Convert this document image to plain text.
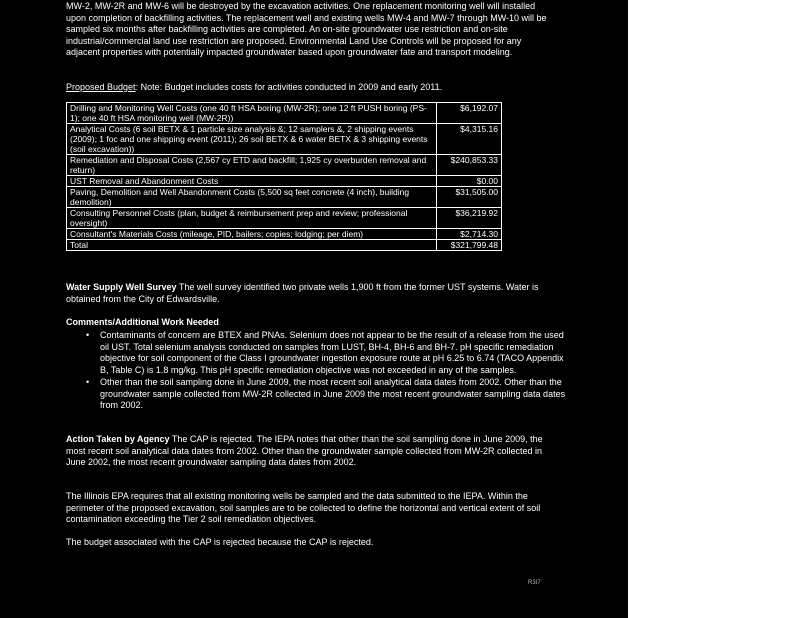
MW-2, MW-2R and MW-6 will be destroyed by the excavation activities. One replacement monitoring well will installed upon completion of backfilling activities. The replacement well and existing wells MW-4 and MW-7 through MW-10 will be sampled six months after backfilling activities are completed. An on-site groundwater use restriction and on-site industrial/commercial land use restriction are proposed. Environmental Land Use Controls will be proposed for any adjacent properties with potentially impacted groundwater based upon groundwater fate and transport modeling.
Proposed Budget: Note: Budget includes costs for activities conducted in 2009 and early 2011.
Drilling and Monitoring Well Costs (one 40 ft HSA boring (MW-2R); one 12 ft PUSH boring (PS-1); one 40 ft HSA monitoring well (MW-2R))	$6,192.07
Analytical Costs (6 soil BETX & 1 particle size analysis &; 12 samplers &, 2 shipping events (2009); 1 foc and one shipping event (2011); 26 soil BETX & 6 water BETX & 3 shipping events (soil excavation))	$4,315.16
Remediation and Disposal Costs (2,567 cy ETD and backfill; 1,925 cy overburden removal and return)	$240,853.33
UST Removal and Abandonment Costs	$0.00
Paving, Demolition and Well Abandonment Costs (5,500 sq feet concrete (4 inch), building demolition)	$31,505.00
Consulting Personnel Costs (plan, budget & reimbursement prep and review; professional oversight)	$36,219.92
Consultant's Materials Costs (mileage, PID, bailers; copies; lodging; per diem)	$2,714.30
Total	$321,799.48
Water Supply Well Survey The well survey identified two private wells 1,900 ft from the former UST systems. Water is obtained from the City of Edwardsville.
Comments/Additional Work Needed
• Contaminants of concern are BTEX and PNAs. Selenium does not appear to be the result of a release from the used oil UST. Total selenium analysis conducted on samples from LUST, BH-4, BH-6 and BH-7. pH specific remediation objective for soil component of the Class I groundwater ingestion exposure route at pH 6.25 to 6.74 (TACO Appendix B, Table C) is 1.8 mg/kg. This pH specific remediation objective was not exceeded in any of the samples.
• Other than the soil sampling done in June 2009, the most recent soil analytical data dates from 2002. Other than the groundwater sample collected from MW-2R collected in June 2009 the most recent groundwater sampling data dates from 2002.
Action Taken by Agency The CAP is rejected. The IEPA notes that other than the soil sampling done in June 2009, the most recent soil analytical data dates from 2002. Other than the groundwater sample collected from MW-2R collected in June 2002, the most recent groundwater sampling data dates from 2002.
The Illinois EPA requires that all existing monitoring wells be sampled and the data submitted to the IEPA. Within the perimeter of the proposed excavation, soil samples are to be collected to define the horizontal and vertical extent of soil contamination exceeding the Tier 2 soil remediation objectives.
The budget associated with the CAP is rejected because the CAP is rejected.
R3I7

------------------------------------------------------------

## Directions
Take every line above carrying "Total" and return it.

## Reply
Total	$321,799.48
• Contaminants of concern are BTEX and PNAs. Selenium does not appear to be the result of a release from the used oil UST. Total selenium analysis conducted on samples from LUST, BH-4, BH-6 and BH-7. pH specific remediation objective for soil component of the Class I groundwater ingestion exposure route at pH 6.25 to 6.74 (TACO Appendix B, Table C) is 1.8 mg/kg. This pH specific remediation objective was not exceeded in any of the samples.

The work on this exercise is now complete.